Restate the whole of the material. Keep every word, and drop the pictures.

Collection entries:
====
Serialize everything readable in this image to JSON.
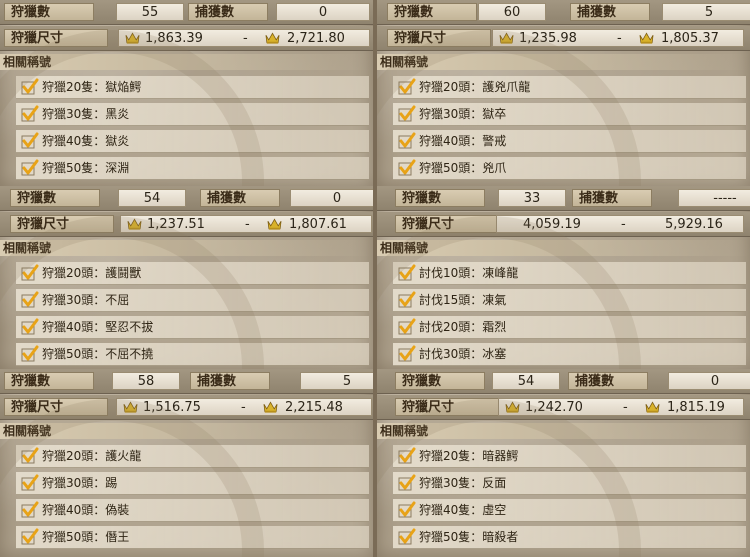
{
  "labels": {
    "hunt_count": "狩獵數",
    "capture_count": "捕獲數",
    "hunt_size": "狩獵尺寸",
    "related_titles": "相關稱號",
    "size_separator": "-"
  },
  "panels": [
    {
      "hunt_count": "55",
      "capture_count": "0",
      "min_size": "1,863.39",
      "max_size": "2,721.80",
      "show_crowns": true,
      "titles": [
        "狩獵20隻：獄焔鰐",
        "狩獵30隻：黑炎",
        "狩獵40隻：獄炎",
        "狩獵50隻：深淵"
      ]
    },
    {
      "hunt_count": "60",
      "capture_count": "5",
      "min_size": "1,235.98",
      "max_size": "1,805.37",
      "show_crowns": true,
      "titles": [
        "狩獵20頭：護兇爪龍",
        "狩獵30頭：獄卒",
        "狩獵40頭：警戒",
        "狩獵50頭：兇爪"
      ]
    },
    {
      "hunt_count": "54",
      "capture_count": "0",
      "min_size": "1,237.51",
      "max_size": "1,807.61",
      "show_crowns": true,
      "titles": [
        "狩獵20頭：護鬪獸",
        "狩獵30頭：不屈",
        "狩獵40頭：堅忍不拔",
        "狩獵50頭：不屈不撓"
      ]
    },
    {
      "hunt_count": "33",
      "capture_count": "-----",
      "min_size": "4,059.19",
      "max_size": "5,929.16",
      "show_crowns": false,
      "titles": [
        "討伐10頭：凍峰龍",
        "討伐15頭：凍氣",
        "討伐20頭：霜烈",
        "討伐30頭：冰塞"
      ]
    },
    {
      "hunt_count": "58",
      "capture_count": "5",
      "min_size": "1,516.75",
      "max_size": "2,215.48",
      "show_crowns": true,
      "titles": [
        "狩獵20頭：護火龍",
        "狩獵30頭：踢",
        "狩獵40頭：偽裝",
        "狩獵50頭：僭王"
      ]
    },
    {
      "hunt_count": "54",
      "capture_count": "0",
      "min_size": "1,242.70",
      "max_size": "1,815.19",
      "show_crowns": true,
      "titles": [
        "狩獵20隻：暗器鰐",
        "狩獵30隻：反面",
        "狩獵40隻：虛空",
        "狩獵50隻：暗殺者"
      ]
    }
  ],
  "icons": {
    "check": "checkmark-icon",
    "crown": "crown-icon"
  },
  "colors": {
    "check": "#e8a317",
    "crown": "#d9b22a"
  }
}
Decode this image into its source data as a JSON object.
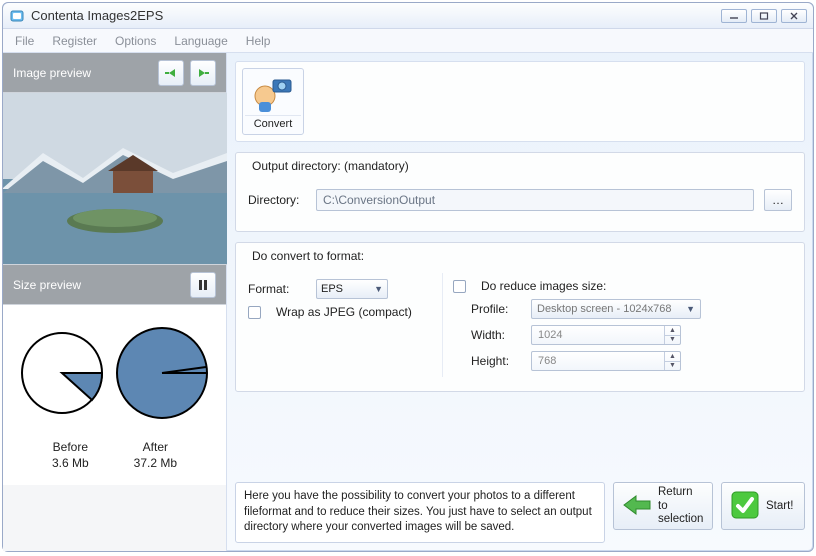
{
  "window": {
    "title": "Contenta Images2EPS"
  },
  "menu": {
    "file": "File",
    "register": "Register",
    "options": "Options",
    "language": "Language",
    "help": "Help"
  },
  "left": {
    "preview_title": "Image preview",
    "size_title": "Size preview",
    "before_label": "Before",
    "before_value": "3.6 Mb",
    "after_label": "After",
    "after_value": "37.2 Mb"
  },
  "convert": {
    "label": "Convert"
  },
  "output": {
    "legend": "Output directory: (mandatory)",
    "dir_label": "Directory:",
    "directory": "C:\\ConversionOutput",
    "browse_label": "…"
  },
  "format": {
    "legend": "Do convert to format:",
    "format_label": "Format:",
    "format_value": "EPS",
    "wrap_label": "Wrap as JPEG (compact)",
    "reduce_label": "Do reduce images size:",
    "profile_label": "Profile:",
    "profile_value": "Desktop screen - 1024x768",
    "width_label": "Width:",
    "width_value": "1024",
    "height_label": "Height:",
    "height_value": "768"
  },
  "help_text": "Here you have the possibility to convert your photos to a different fileformat and to reduce their sizes. You just have to select an output directory where your converted images will be saved.",
  "buttons": {
    "return_line1": "Return",
    "return_line2": "to selection",
    "start": "Start!"
  }
}
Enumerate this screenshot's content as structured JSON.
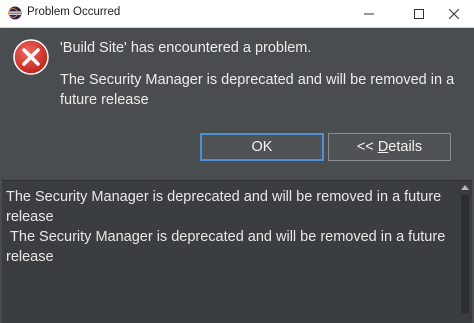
{
  "window": {
    "title": "Problem Occurred",
    "controls": {
      "minimize_icon": "minimize-icon",
      "maximize_icon": "maximize-icon",
      "close_icon": "close-icon"
    }
  },
  "message": {
    "icon": "error-icon",
    "title": "'Build Site' has encountered a problem.",
    "body": "The Security Manager is deprecated and will be removed in a future release"
  },
  "buttons": {
    "ok_label": "OK",
    "details_prefix": "<< ",
    "details_underlined": "D",
    "details_rest": "etails"
  },
  "details": {
    "line1": "The Security Manager is deprecated and will be removed in a future release",
    "line2": " The Security Manager is deprecated and will be removed in a future release"
  },
  "colors": {
    "dialog_bg": "#4a4d4f",
    "text": "#ededed",
    "accent_border": "#4f8fd6",
    "error_red": "#d9342b"
  }
}
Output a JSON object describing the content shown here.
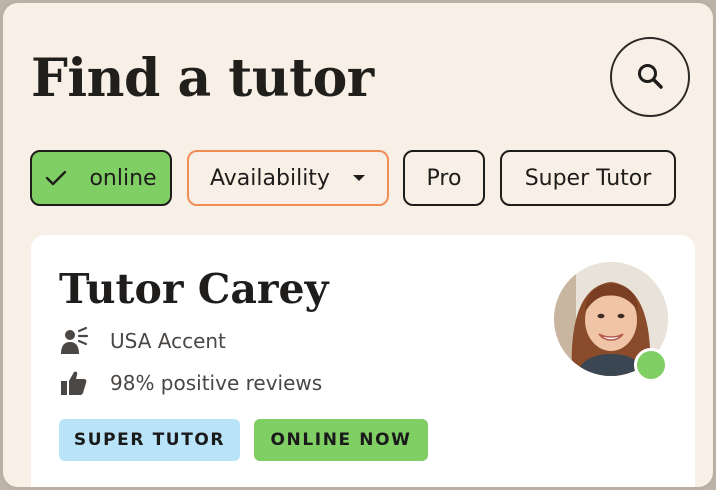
{
  "header": {
    "title": "Find a tutor",
    "search_icon": "search-icon"
  },
  "filters": {
    "online": {
      "label": "online",
      "icon": "check-icon",
      "selected": true
    },
    "availability": {
      "label": "Availability",
      "icon": "caret-down-icon"
    },
    "pro": {
      "label": "Pro"
    },
    "super_tutor": {
      "label": "Super Tutor"
    }
  },
  "tutor_card": {
    "name": "Tutor Carey",
    "accent": {
      "icon": "speaking-person-icon",
      "text": "USA Accent"
    },
    "reviews": {
      "icon": "thumbs-up-icon",
      "text": "98% positive reviews"
    },
    "badges": [
      {
        "label": "SUPER TUTOR",
        "color": "#b8e3f8"
      },
      {
        "label": "ONLINE NOW",
        "color": "#7fcf64"
      }
    ],
    "status": "online"
  },
  "colors": {
    "background": "#f8f0e6",
    "accent_green": "#7fcf64",
    "accent_orange": "#f08d55",
    "badge_blue": "#b8e3f8",
    "text_dark": "#1f1d1b"
  }
}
====
_Worked answer:_
Serialize everything readable in this image to JSON.
{
  "labels": {
    "hunt_count": "狩獵數",
    "capture_count": "捕獲數",
    "hunt_size": "狩獵尺寸",
    "related_titles": "相關稱號",
    "size_separator": "-"
  },
  "panels": [
    {
      "hunt_count": "55",
      "capture_count": "0",
      "min_size": "1,863.39",
      "max_size": "2,721.80",
      "show_crowns": true,
      "titles": [
        "狩獵20隻：獄焔鰐",
        "狩獵30隻：黑炎",
        "狩獵40隻：獄炎",
        "狩獵50隻：深淵"
      ]
    },
    {
      "hunt_count": "60",
      "capture_count": "5",
      "min_size": "1,235.98",
      "max_size": "1,805.37",
      "show_crowns": true,
      "titles": [
        "狩獵20頭：護兇爪龍",
        "狩獵30頭：獄卒",
        "狩獵40頭：警戒",
        "狩獵50頭：兇爪"
      ]
    },
    {
      "hunt_count": "54",
      "capture_count": "0",
      "min_size": "1,237.51",
      "max_size": "1,807.61",
      "show_crowns": true,
      "titles": [
        "狩獵20頭：護鬪獸",
        "狩獵30頭：不屈",
        "狩獵40頭：堅忍不拔",
        "狩獵50頭：不屈不撓"
      ]
    },
    {
      "hunt_count": "33",
      "capture_count": "-----",
      "min_size": "4,059.19",
      "max_size": "5,929.16",
      "show_crowns": false,
      "titles": [
        "討伐10頭：凍峰龍",
        "討伐15頭：凍氣",
        "討伐20頭：霜烈",
        "討伐30頭：冰塞"
      ]
    },
    {
      "hunt_count": "58",
      "capture_count": "5",
      "min_size": "1,516.75",
      "max_size": "2,215.48",
      "show_crowns": true,
      "titles": [
        "狩獵20頭：護火龍",
        "狩獵30頭：踢",
        "狩獵40頭：偽裝",
        "狩獵50頭：僭王"
      ]
    },
    {
      "hunt_count": "54",
      "capture_count": "0",
      "min_size": "1,242.70",
      "max_size": "1,815.19",
      "show_crowns": true,
      "titles": [
        "狩獵20隻：暗器鰐",
        "狩獵30隻：反面",
        "狩獵40隻：虛空",
        "狩獵50隻：暗殺者"
      ]
    }
  ],
  "icons": {
    "check": "checkmark-icon",
    "crown": "crown-icon"
  },
  "colors": {
    "check": "#e8a317",
    "crown": "#d9b22a"
  }
}
Decode this image into its source data as a JSON object.
{
  "window": {
    "title": "Contenta Images2EPS"
  },
  "menu": {
    "file": "File",
    "register": "Register",
    "options": "Options",
    "language": "Language",
    "help": "Help"
  },
  "left": {
    "preview_title": "Image preview",
    "size_title": "Size preview",
    "before_label": "Before",
    "before_value": "3.6 Mb",
    "after_label": "After",
    "after_value": "37.2 Mb"
  },
  "convert": {
    "label": "Convert"
  },
  "output": {
    "legend": "Output directory: (mandatory)",
    "dir_label": "Directory:",
    "directory": "C:\\ConversionOutput",
    "browse_label": "…"
  },
  "format": {
    "legend": "Do convert to format:",
    "format_label": "Format:",
    "format_value": "EPS",
    "wrap_label": "Wrap as JPEG (compact)",
    "reduce_label": "Do reduce images size:",
    "profile_label": "Profile:",
    "profile_value": "Desktop screen - 1024x768",
    "width_label": "Width:",
    "width_value": "1024",
    "height_label": "Height:",
    "height_value": "768"
  },
  "help_text": "Here you have the possibility to convert your photos to a different fileformat and to reduce their sizes. You just have to select an output directory where your converted images will be saved.",
  "buttons": {
    "return_line1": "Return",
    "return_line2": "to selection",
    "start": "Start!"
  }
}
Enumerate this screenshot's content as structured JSON.
{
  "window": {
    "title": "Problem Occurred",
    "controls": {
      "minimize_icon": "minimize-icon",
      "maximize_icon": "maximize-icon",
      "close_icon": "close-icon"
    }
  },
  "message": {
    "icon": "error-icon",
    "title": "'Build Site' has encountered a problem.",
    "body": "The Security Manager is deprecated and will be removed in a future release"
  },
  "buttons": {
    "ok_label": "OK",
    "details_prefix": "<< ",
    "details_underlined": "D",
    "details_rest": "etails"
  },
  "details": {
    "line1": "The Security Manager is deprecated and will be removed in a future release",
    "line2": " The Security Manager is deprecated and will be removed in a future release"
  },
  "colors": {
    "dialog_bg": "#4a4d4f",
    "text": "#ededed",
    "accent_border": "#4f8fd6",
    "error_red": "#d9342b"
  }
}
Output a JSON object describing the content shown here.
{
  "header": {
    "title": "Find a tutor",
    "search_icon": "search-icon"
  },
  "filters": {
    "online": {
      "label": "online",
      "icon": "check-icon",
      "selected": true
    },
    "availability": {
      "label": "Availability",
      "icon": "caret-down-icon"
    },
    "pro": {
      "label": "Pro"
    },
    "super_tutor": {
      "label": "Super Tutor"
    }
  },
  "tutor_card": {
    "name": "Tutor Carey",
    "accent": {
      "icon": "speaking-person-icon",
      "text": "USA Accent"
    },
    "reviews": {
      "icon": "thumbs-up-icon",
      "text": "98% positive reviews"
    },
    "badges": [
      {
        "label": "SUPER TUTOR",
        "color": "#b8e3f8"
      },
      {
        "label": "ONLINE NOW",
        "color": "#7fcf64"
      }
    ],
    "status": "online"
  },
  "colors": {
    "background": "#f8f0e6",
    "accent_green": "#7fcf64",
    "accent_orange": "#f08d55",
    "badge_blue": "#b8e3f8",
    "text_dark": "#1f1d1b"
  }
}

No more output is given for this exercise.